EXERCISE: Review the lines that follow and copy each one that contains the word "Коротный".

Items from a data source
◇ ◇ ◇ ◇

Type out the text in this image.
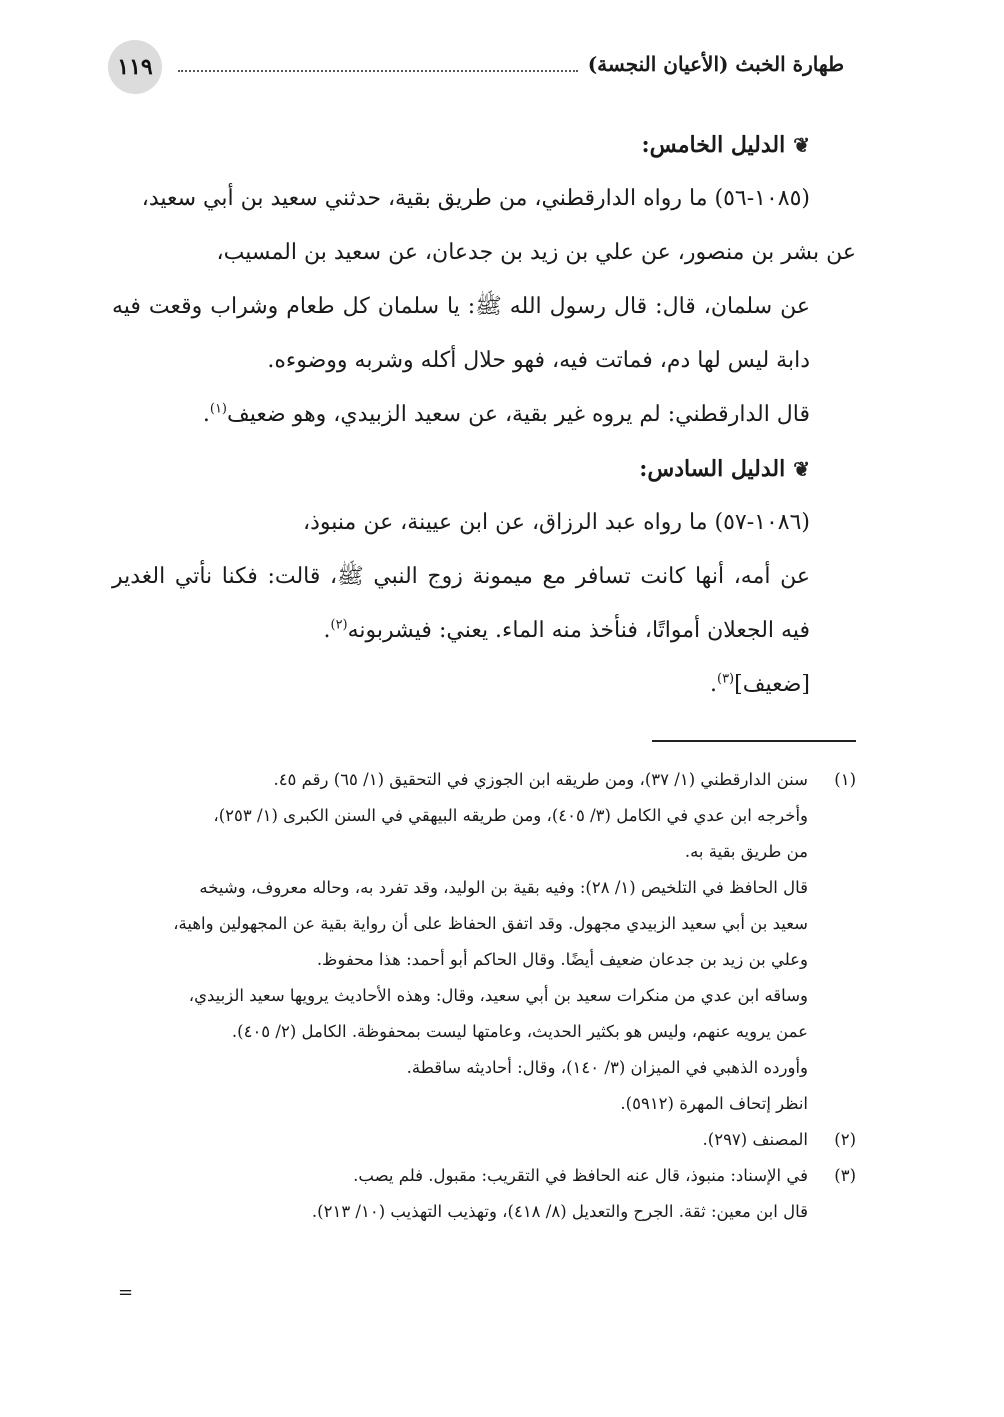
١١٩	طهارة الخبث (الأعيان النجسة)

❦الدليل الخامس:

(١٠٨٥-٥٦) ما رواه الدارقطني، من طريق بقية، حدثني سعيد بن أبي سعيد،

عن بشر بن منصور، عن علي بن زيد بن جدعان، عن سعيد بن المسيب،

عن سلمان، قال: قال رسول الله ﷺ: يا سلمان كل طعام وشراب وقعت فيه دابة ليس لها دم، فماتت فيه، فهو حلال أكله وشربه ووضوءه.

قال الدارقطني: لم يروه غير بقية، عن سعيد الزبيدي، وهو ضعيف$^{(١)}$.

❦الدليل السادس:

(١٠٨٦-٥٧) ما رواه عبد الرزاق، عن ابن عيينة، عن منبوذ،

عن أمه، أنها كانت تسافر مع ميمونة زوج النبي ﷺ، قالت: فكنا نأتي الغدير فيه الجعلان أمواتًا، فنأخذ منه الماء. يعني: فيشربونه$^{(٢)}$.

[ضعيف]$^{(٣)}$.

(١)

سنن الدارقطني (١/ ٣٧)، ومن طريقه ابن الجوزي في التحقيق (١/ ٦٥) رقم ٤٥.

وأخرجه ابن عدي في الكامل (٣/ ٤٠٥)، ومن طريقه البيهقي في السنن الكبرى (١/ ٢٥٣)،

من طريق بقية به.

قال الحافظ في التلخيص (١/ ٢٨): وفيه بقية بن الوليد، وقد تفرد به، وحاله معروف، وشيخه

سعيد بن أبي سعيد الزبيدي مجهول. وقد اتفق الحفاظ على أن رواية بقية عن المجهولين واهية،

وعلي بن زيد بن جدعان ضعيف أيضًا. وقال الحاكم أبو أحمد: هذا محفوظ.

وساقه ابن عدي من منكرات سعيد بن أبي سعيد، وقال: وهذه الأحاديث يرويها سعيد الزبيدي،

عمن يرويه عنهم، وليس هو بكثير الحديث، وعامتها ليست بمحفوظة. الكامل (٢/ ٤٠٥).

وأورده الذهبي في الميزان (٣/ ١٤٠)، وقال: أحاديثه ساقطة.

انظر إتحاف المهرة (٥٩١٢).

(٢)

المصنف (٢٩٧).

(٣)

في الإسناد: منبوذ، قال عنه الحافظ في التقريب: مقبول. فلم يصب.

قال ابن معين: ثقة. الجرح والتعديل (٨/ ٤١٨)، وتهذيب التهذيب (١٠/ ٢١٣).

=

◇ ◇ ◇ ◇

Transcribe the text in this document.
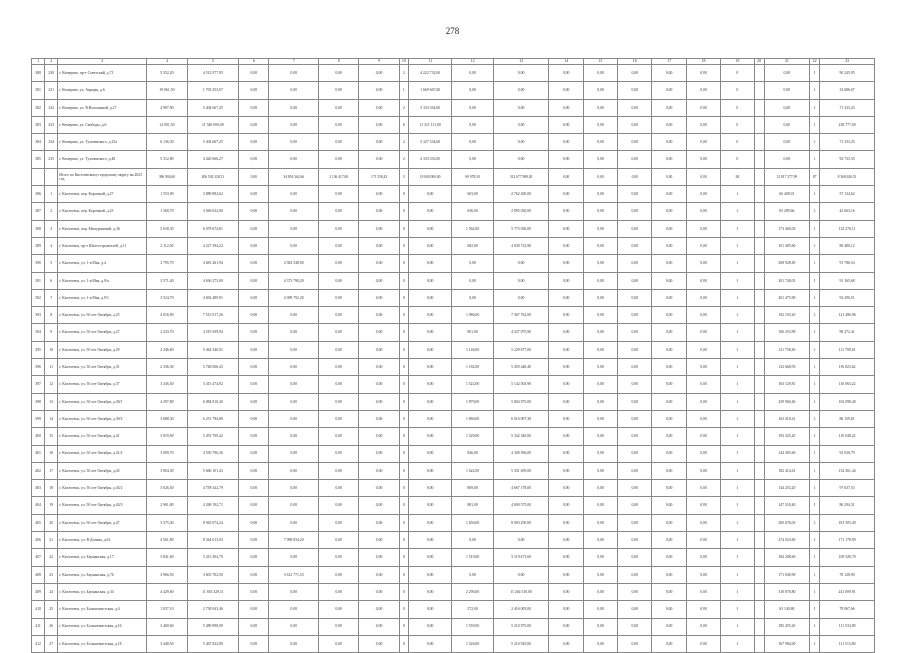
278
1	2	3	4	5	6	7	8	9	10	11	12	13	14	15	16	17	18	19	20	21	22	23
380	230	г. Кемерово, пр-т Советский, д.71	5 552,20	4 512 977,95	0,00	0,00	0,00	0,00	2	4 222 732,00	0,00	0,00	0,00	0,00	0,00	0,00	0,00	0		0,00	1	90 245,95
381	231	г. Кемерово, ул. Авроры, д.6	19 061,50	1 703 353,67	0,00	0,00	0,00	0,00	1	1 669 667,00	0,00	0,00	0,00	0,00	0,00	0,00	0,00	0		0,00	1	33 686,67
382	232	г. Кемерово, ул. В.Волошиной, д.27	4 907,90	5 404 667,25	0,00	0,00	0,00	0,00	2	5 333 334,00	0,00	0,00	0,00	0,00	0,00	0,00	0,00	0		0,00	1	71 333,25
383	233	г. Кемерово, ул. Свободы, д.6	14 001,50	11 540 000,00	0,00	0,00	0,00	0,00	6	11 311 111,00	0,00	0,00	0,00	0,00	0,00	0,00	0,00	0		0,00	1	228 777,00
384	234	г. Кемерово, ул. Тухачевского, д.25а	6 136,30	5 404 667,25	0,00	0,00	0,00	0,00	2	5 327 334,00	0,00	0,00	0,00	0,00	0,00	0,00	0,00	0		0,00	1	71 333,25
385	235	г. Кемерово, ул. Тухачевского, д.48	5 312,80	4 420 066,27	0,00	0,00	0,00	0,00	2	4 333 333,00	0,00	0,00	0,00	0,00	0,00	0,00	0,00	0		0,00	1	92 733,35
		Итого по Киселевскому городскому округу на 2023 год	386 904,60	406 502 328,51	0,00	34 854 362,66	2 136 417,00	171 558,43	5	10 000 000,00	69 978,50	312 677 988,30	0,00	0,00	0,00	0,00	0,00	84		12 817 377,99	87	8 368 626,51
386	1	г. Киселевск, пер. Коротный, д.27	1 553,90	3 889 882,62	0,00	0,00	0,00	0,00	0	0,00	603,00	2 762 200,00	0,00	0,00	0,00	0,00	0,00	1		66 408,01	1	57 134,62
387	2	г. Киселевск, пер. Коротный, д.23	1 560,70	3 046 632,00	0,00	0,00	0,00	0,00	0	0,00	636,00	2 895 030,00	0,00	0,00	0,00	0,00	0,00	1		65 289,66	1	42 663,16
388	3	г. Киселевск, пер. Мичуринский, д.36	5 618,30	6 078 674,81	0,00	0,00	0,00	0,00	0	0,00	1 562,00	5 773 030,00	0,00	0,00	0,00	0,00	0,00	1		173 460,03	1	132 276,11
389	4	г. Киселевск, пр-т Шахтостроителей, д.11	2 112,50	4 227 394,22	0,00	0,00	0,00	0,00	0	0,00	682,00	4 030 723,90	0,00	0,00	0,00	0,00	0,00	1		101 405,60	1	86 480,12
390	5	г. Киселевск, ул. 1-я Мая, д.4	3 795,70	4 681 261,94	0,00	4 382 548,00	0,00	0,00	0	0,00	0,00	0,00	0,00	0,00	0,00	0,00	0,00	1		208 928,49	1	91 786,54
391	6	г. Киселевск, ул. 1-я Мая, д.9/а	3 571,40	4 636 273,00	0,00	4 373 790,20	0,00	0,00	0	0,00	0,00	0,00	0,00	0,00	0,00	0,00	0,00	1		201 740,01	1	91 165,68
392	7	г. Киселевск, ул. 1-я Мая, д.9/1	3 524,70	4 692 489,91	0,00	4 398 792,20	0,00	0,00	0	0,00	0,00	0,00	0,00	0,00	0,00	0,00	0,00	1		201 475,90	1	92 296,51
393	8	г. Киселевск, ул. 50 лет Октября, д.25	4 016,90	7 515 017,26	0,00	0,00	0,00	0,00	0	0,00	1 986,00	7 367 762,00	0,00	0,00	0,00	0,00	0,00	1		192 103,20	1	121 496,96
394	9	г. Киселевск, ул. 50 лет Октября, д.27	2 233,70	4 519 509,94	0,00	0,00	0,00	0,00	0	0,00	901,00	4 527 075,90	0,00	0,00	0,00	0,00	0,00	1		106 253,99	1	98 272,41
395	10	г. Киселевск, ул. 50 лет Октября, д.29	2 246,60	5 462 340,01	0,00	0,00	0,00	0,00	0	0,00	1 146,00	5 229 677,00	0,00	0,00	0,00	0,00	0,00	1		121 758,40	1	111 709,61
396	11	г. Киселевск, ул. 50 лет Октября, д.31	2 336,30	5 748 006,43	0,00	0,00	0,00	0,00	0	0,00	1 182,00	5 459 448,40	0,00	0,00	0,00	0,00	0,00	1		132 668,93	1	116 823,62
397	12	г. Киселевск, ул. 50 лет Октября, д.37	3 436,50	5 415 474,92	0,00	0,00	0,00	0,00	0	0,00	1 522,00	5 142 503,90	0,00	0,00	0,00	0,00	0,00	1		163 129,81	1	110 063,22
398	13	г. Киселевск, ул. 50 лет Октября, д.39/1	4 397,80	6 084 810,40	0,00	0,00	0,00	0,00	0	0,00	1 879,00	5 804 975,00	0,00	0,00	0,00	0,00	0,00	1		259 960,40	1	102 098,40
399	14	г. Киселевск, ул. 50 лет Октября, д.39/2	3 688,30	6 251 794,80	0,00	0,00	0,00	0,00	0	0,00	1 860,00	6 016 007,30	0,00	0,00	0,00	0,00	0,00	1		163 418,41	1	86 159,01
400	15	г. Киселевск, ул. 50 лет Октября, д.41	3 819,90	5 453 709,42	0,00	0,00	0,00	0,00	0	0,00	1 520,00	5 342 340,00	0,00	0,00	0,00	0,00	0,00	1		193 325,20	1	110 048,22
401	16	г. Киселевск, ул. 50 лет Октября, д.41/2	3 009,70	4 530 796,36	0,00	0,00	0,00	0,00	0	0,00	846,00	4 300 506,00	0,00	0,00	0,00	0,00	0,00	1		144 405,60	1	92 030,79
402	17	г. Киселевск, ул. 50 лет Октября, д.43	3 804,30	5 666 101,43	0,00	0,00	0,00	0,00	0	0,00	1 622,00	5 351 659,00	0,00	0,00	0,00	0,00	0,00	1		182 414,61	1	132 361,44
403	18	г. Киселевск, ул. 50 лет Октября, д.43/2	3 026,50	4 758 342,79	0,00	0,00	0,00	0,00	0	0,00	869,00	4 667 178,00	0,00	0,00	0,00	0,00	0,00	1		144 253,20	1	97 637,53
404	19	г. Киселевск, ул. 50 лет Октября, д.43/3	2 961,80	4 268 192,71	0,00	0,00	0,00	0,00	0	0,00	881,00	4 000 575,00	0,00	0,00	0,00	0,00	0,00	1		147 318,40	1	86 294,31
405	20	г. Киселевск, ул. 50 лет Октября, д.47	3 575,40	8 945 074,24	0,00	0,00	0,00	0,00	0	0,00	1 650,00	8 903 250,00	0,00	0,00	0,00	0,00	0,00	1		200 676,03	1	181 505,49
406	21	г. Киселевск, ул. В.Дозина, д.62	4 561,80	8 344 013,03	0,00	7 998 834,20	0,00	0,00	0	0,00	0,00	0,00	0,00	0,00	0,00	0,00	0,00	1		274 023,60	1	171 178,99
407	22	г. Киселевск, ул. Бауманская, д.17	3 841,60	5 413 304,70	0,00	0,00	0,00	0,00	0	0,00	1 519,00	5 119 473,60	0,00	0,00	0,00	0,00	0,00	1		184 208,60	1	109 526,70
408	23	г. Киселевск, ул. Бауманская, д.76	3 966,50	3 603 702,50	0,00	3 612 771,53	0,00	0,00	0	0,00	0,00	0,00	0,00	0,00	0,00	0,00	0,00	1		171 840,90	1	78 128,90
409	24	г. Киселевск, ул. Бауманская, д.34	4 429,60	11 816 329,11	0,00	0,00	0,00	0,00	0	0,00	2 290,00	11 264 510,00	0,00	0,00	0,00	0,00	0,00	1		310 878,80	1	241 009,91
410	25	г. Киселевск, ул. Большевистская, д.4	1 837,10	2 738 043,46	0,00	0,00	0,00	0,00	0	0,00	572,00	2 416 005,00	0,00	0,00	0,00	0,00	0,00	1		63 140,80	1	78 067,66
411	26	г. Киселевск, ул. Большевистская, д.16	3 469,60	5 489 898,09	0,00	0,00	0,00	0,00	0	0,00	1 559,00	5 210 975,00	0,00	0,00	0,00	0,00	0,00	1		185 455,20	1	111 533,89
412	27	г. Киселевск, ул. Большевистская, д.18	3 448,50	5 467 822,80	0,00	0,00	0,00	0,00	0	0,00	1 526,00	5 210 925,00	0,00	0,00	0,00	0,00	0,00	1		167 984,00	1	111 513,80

◇ ◇ ◇ ◇

ANSWER TO THIS PROBLEM:
386	1	г. Киселевск, пер. Коротный, д.27	1 553,90	3 889 882,62	0,00	0,00	0,00	0,00	0	0,00	603,00	2 762 200,00	0,00	0,00	0,00	0,00	0,00	1		66 408,01	1	57 134,62
387	2	г. Киселевск, пер. Коротный, д.23	1 560,70	3 046 632,00	0,00	0,00	0,00	0,00	0	0,00	636,00	2 895 030,00	0,00	0,00	0,00	0,00	0,00	1		65 289,66	1	42 663,16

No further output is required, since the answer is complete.